* begin *

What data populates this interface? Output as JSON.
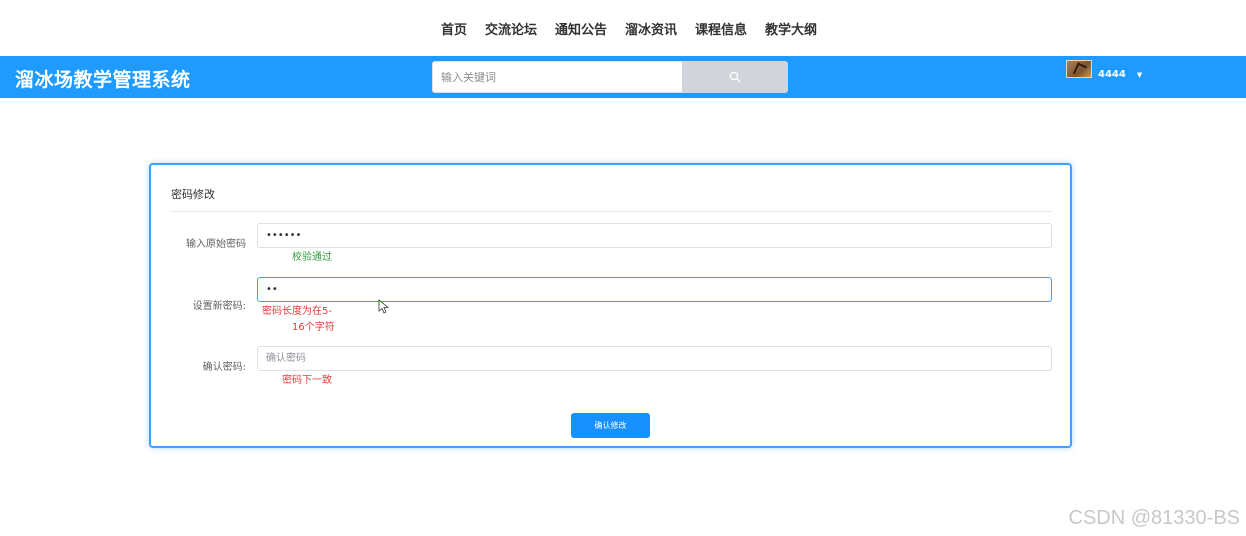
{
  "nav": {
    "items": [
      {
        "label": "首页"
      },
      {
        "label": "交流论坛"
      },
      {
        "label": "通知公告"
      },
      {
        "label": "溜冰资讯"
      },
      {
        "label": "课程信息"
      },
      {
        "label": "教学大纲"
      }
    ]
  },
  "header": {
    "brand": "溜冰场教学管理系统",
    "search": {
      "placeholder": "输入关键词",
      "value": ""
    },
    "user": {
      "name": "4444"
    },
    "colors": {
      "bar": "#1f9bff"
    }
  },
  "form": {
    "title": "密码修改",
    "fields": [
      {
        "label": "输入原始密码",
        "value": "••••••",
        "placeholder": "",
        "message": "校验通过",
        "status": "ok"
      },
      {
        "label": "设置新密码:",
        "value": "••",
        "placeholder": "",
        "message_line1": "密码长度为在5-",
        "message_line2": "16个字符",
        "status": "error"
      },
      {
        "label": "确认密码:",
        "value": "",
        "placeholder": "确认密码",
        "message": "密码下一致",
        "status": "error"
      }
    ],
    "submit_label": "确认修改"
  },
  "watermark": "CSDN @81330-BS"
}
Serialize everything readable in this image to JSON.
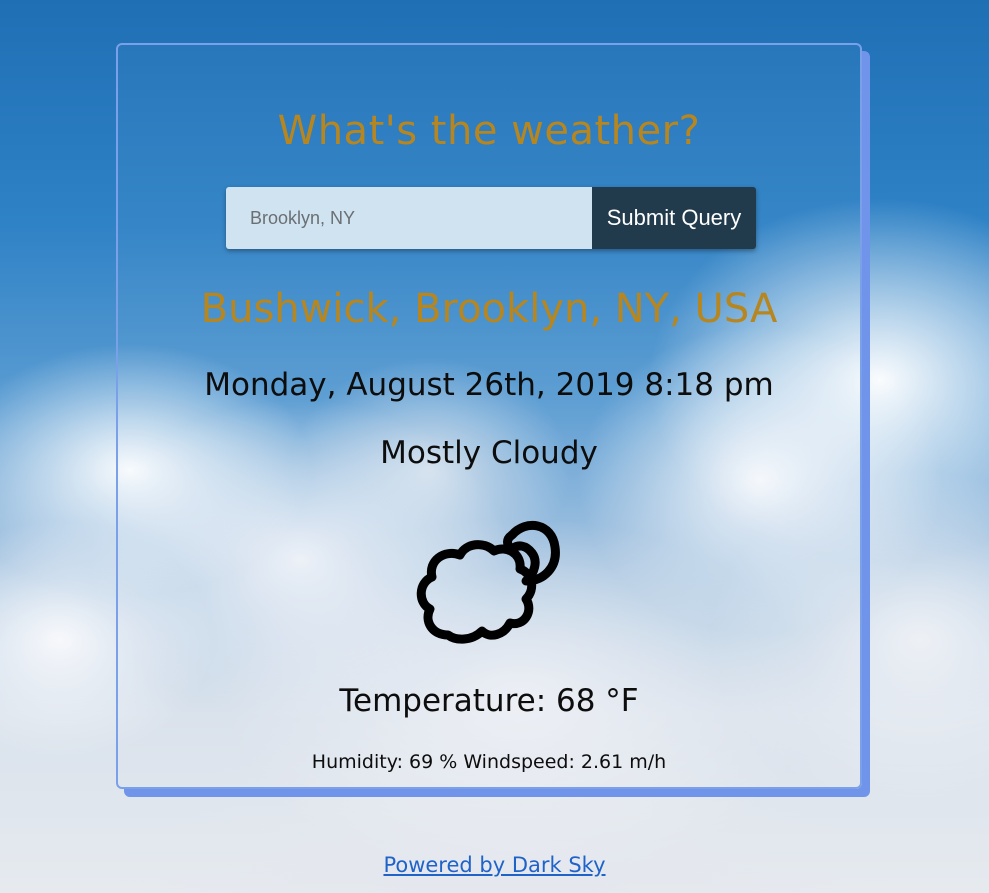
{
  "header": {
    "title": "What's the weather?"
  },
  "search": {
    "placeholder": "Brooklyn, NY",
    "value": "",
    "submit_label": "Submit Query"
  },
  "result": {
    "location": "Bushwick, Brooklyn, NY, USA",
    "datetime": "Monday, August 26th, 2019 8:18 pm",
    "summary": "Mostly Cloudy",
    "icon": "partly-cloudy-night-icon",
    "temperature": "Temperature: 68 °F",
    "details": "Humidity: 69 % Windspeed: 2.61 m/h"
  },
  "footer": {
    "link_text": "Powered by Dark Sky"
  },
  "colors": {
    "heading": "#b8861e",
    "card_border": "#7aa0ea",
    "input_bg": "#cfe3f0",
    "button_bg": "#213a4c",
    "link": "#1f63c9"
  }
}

* end *
* begin *

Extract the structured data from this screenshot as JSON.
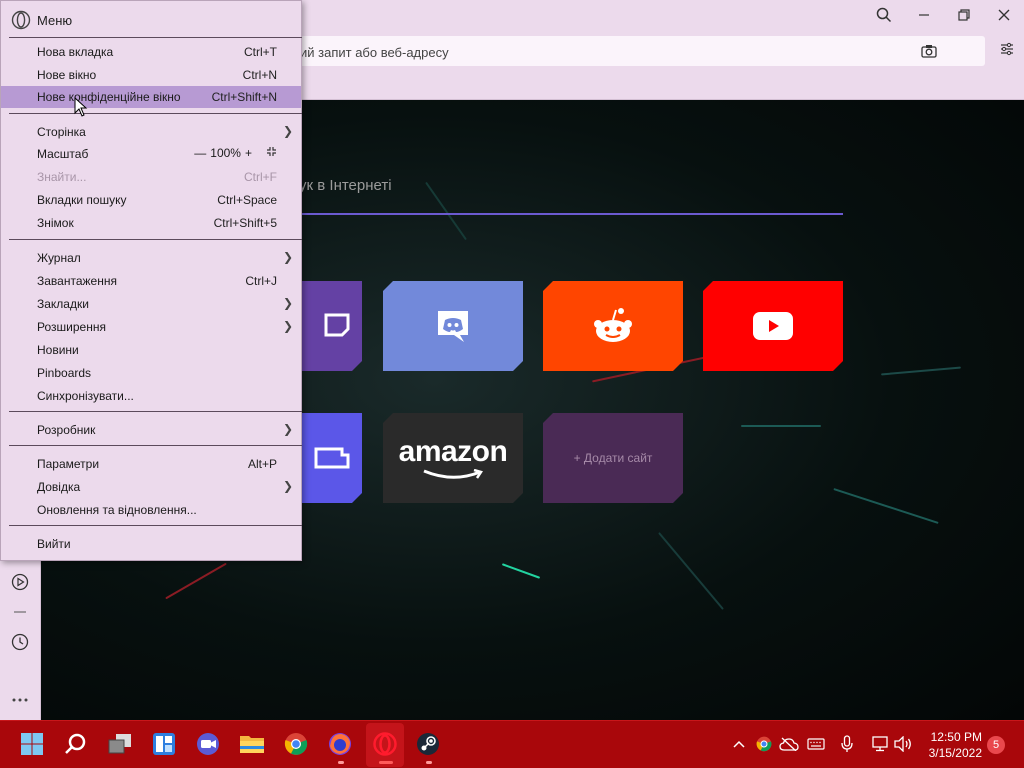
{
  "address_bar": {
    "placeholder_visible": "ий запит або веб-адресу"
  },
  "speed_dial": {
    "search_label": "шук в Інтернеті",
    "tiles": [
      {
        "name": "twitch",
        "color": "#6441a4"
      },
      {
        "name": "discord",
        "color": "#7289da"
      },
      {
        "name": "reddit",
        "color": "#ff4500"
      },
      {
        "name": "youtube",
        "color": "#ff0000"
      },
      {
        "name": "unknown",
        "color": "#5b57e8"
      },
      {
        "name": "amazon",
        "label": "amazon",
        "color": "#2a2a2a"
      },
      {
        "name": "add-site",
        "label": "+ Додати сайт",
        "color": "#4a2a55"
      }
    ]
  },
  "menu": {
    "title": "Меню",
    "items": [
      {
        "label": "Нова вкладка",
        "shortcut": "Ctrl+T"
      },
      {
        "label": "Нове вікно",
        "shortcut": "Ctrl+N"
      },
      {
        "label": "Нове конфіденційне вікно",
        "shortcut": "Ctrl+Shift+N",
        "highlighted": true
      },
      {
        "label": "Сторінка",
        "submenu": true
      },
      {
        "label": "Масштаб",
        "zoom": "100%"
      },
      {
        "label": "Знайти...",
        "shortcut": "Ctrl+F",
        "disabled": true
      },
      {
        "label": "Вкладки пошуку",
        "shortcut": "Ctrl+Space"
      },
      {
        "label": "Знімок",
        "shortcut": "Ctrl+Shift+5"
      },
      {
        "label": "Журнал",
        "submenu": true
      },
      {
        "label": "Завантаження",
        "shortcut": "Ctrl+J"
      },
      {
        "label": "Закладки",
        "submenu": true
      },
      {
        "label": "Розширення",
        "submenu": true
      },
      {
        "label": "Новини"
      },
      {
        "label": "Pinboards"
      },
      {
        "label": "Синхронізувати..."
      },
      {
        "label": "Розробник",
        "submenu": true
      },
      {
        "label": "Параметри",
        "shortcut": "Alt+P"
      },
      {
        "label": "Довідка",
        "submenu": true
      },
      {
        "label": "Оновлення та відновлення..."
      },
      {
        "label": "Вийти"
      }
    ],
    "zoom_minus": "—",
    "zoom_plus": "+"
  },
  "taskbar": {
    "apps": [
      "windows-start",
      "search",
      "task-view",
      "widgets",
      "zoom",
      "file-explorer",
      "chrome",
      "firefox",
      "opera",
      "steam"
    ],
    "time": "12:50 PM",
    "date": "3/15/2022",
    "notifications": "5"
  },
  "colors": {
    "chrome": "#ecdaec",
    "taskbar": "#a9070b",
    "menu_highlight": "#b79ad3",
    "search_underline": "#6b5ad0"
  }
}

* end *

EXERCISE DETAILS: Return all lines with the word "What" in them.

EXPECTED OUTPUT:
What data populates this interface? Output as JSON.
    "title": "What's the weather?"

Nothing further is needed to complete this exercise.